● **Task to carry out**: Go through the records underneath and write each one out again exactly.

● **Exercise data**:
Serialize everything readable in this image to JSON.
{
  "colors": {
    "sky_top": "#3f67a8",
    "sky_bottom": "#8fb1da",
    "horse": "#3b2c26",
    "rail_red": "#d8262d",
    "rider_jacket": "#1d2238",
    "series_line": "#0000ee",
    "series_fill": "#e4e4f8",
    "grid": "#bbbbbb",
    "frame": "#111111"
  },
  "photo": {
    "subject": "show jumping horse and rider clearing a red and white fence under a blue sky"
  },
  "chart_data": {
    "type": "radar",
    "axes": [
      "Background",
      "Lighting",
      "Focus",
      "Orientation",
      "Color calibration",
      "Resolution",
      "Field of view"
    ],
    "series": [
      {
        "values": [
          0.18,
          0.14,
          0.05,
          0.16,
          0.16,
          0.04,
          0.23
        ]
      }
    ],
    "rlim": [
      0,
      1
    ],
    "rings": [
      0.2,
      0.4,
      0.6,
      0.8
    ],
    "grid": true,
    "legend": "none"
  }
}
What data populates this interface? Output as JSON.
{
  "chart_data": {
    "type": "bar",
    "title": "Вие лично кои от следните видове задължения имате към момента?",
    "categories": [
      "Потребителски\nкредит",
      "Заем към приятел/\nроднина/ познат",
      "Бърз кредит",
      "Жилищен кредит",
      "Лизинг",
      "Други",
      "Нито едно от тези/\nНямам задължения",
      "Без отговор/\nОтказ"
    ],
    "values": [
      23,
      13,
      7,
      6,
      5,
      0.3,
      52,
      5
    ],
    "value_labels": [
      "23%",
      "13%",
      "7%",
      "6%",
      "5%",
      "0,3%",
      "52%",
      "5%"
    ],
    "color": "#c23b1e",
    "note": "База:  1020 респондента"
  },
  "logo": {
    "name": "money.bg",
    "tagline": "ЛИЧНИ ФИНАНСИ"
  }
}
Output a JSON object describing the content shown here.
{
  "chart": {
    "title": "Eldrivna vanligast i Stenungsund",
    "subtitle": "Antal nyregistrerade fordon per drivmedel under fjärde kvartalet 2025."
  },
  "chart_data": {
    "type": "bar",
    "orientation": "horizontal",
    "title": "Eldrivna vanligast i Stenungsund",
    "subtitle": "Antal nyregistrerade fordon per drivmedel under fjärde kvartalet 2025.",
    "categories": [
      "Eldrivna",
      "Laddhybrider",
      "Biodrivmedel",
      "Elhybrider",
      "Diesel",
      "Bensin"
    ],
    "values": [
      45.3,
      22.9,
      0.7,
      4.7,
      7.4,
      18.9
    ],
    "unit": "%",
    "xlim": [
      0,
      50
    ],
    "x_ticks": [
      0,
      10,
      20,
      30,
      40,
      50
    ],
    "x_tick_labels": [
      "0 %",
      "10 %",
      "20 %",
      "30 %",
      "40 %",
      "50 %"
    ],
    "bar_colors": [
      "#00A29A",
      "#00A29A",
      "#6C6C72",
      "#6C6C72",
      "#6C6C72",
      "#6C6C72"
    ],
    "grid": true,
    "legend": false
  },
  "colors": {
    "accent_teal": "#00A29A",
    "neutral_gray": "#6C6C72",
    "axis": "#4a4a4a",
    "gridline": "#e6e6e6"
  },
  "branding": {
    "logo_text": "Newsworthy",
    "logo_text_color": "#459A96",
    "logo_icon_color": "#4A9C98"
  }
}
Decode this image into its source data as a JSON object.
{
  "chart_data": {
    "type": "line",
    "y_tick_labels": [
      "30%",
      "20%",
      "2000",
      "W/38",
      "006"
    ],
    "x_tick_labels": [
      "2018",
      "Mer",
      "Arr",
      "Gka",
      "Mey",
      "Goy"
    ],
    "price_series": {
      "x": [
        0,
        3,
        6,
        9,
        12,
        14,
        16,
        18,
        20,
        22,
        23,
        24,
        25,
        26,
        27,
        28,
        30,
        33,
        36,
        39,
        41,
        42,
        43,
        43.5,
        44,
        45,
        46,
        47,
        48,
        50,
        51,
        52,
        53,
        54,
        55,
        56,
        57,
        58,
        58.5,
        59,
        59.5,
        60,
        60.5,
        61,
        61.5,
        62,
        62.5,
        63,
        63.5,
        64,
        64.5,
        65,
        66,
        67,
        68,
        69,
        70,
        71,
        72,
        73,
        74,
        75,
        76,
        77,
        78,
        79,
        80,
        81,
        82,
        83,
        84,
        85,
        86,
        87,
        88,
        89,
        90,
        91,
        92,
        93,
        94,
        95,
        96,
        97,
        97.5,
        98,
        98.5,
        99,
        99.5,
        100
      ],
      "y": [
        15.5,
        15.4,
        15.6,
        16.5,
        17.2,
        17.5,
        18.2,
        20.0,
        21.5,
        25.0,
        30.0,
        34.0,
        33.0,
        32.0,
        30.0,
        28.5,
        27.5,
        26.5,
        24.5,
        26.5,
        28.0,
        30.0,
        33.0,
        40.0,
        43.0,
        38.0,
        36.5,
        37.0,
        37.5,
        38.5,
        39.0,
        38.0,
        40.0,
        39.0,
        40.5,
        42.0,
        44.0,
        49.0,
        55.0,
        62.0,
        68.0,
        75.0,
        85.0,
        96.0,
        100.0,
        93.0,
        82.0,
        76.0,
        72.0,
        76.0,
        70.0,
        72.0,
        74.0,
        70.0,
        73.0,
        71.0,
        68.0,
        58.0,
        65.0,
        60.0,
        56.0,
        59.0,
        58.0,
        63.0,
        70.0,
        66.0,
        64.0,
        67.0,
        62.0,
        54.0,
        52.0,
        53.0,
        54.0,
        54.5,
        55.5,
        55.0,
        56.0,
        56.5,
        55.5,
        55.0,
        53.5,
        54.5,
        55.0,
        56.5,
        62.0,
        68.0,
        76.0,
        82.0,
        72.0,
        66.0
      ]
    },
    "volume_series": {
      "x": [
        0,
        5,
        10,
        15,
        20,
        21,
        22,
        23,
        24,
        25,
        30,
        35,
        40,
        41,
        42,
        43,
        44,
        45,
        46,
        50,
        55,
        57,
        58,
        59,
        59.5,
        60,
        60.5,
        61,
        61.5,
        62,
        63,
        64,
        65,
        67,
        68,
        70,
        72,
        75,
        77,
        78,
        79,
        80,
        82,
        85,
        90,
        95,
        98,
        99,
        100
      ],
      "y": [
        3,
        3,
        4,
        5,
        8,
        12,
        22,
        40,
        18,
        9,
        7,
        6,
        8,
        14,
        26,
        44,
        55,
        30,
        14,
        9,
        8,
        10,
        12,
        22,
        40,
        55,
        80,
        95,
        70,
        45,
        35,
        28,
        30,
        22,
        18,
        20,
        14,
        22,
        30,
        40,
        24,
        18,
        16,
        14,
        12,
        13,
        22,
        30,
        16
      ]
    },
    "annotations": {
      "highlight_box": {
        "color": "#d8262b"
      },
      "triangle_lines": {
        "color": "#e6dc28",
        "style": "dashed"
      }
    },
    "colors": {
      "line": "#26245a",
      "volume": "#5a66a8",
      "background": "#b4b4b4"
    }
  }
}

● **Final answer**:
Serialize everything readable in this image to JSON.
{
  "colors": {
    "sky_top": "#3f67a8",
    "sky_bottom": "#8fb1da",
    "horse": "#3b2c26",
    "rail_red": "#d8262d",
    "rider_jacket": "#1d2238",
    "series_line": "#0000ee",
    "series_fill": "#e4e4f8",
    "grid": "#bbbbbb",
    "frame": "#111111"
  },
  "photo": {
    "subject": "show jumping horse and rider clearing a red and white fence under a blue sky"
  },
  "chart_data": {
    "type": "radar",
    "axes": [
      "Background",
      "Lighting",
      "Focus",
      "Orientation",
      "Color calibration",
      "Resolution",
      "Field of view"
    ],
    "series": [
      {
        "values": [
          0.18,
          0.14,
          0.05,
          0.16,
          0.16,
          0.04,
          0.23
        ]
      }
    ],
    "rlim": [
      0,
      1
    ],
    "rings": [
      0.2,
      0.4,
      0.6,
      0.8
    ],
    "grid": true,
    "legend": "none"
  }
}
What data populates this interface? Output as JSON.
{
  "chart_data": {
    "type": "bar",
    "title": "Вие лично кои от следните видове задължения имате към момента?",
    "categories": [
      "Потребителски\nкредит",
      "Заем към приятел/\nроднина/ познат",
      "Бърз кредит",
      "Жилищен кредит",
      "Лизинг",
      "Други",
      "Нито едно от тези/\nНямам задължения",
      "Без отговор/\nОтказ"
    ],
    "values": [
      23,
      13,
      7,
      6,
      5,
      0.3,
      52,
      5
    ],
    "value_labels": [
      "23%",
      "13%",
      "7%",
      "6%",
      "5%",
      "0,3%",
      "52%",
      "5%"
    ],
    "color": "#c23b1e",
    "note": "База:  1020 респондента"
  },
  "logo": {
    "name": "money.bg",
    "tagline": "ЛИЧНИ ФИНАНСИ"
  }
}
Output a JSON object describing the content shown here.
{
  "chart": {
    "title": "Eldrivna vanligast i Stenungsund",
    "subtitle": "Antal nyregistrerade fordon per drivmedel under fjärde kvartalet 2025."
  },
  "chart_data": {
    "type": "bar",
    "orientation": "horizontal",
    "title": "Eldrivna vanligast i Stenungsund",
    "subtitle": "Antal nyregistrerade fordon per drivmedel under fjärde kvartalet 2025.",
    "categories": [
      "Eldrivna",
      "Laddhybrider",
      "Biodrivmedel",
      "Elhybrider",
      "Diesel",
      "Bensin"
    ],
    "values": [
      45.3,
      22.9,
      0.7,
      4.7,
      7.4,
      18.9
    ],
    "unit": "%",
    "xlim": [
      0,
      50
    ],
    "x_ticks": [
      0,
      10,
      20,
      30,
      40,
      50
    ],
    "x_tick_labels": [
      "0 %",
      "10 %",
      "20 %",
      "30 %",
      "40 %",
      "50 %"
    ],
    "bar_colors": [
      "#00A29A",
      "#00A29A",
      "#6C6C72",
      "#6C6C72",
      "#6C6C72",
      "#6C6C72"
    ],
    "grid": true,
    "legend": false
  },
  "colors": {
    "accent_teal": "#00A29A",
    "neutral_gray": "#6C6C72",
    "axis": "#4a4a4a",
    "gridline": "#e6e6e6"
  },
  "branding": {
    "logo_text": "Newsworthy",
    "logo_text_color": "#459A96",
    "logo_icon_color": "#4A9C98"
  }
}
Decode this image into its source data as a JSON object.
{
  "chart_data": {
    "type": "line",
    "y_tick_labels": [
      "30%",
      "20%",
      "2000",
      "W/38",
      "006"
    ],
    "x_tick_labels": [
      "2018",
      "Mer",
      "Arr",
      "Gka",
      "Mey",
      "Goy"
    ],
    "price_series": {
      "x": [
        0,
        3,
        6,
        9,
        12,
        14,
        16,
        18,
        20,
        22,
        23,
        24,
        25,
        26,
        27,
        28,
        30,
        33,
        36,
        39,
        41,
        42,
        43,
        43.5,
        44,
        45,
        46,
        47,
        48,
        50,
        51,
        52,
        53,
        54,
        55,
        56,
        57,
        58,
        58.5,
        59,
        59.5,
        60,
        60.5,
        61,
        61.5,
        62,
        62.5,
        63,
        63.5,
        64,
        64.5,
        65,
        66,
        67,
        68,
        69,
        70,
        71,
        72,
        73,
        74,
        75,
        76,
        77,
        78,
        79,
        80,
        81,
        82,
        83,
        84,
        85,
        86,
        87,
        88,
        89,
        90,
        91,
        92,
        93,
        94,
        95,
        96,
        97,
        97.5,
        98,
        98.5,
        99,
        99.5,
        100
      ],
      "y": [
        15.5,
        15.4,
        15.6,
        16.5,
        17.2,
        17.5,
        18.2,
        20.0,
        21.5,
        25.0,
        30.0,
        34.0,
        33.0,
        32.0,
        30.0,
        28.5,
        27.5,
        26.5,
        24.5,
        26.5,
        28.0,
        30.0,
        33.0,
        40.0,
        43.0,
        38.0,
        36.5,
        37.0,
        37.5,
        38.5,
        39.0,
        38.0,
        40.0,
        39.0,
        40.5,
        42.0,
        44.0,
        49.0,
        55.0,
        62.0,
        68.0,
        75.0,
        85.0,
        96.0,
        100.0,
        93.0,
        82.0,
        76.0,
        72.0,
        76.0,
        70.0,
        72.0,
        74.0,
        70.0,
        73.0,
        71.0,
        68.0,
        58.0,
        65.0,
        60.0,
        56.0,
        59.0,
        58.0,
        63.0,
        70.0,
        66.0,
        64.0,
        67.0,
        62.0,
        54.0,
        52.0,
        53.0,
        54.0,
        54.5,
        55.5,
        55.0,
        56.0,
        56.5,
        55.5,
        55.0,
        53.5,
        54.5,
        55.0,
        56.5,
        62.0,
        68.0,
        76.0,
        82.0,
        72.0,
        66.0
      ]
    },
    "volume_series": {
      "x": [
        0,
        5,
        10,
        15,
        20,
        21,
        22,
        23,
        24,
        25,
        30,
        35,
        40,
        41,
        42,
        43,
        44,
        45,
        46,
        50,
        55,
        57,
        58,
        59,
        59.5,
        60,
        60.5,
        61,
        61.5,
        62,
        63,
        64,
        65,
        67,
        68,
        70,
        72,
        75,
        77,
        78,
        79,
        80,
        82,
        85,
        90,
        95,
        98,
        99,
        100
      ],
      "y": [
        3,
        3,
        4,
        5,
        8,
        12,
        22,
        40,
        18,
        9,
        7,
        6,
        8,
        14,
        26,
        44,
        55,
        30,
        14,
        9,
        8,
        10,
        12,
        22,
        40,
        55,
        80,
        95,
        70,
        45,
        35,
        28,
        30,
        22,
        18,
        20,
        14,
        22,
        30,
        40,
        24,
        18,
        16,
        14,
        12,
        13,
        22,
        30,
        16
      ]
    },
    "annotations": {
      "highlight_box": {
        "color": "#d8262b"
      },
      "triangle_lines": {
        "color": "#e6dc28",
        "style": "dashed"
      }
    },
    "colors": {
      "line": "#26245a",
      "volume": "#5a66a8",
      "background": "#b4b4b4"
    }
  }
}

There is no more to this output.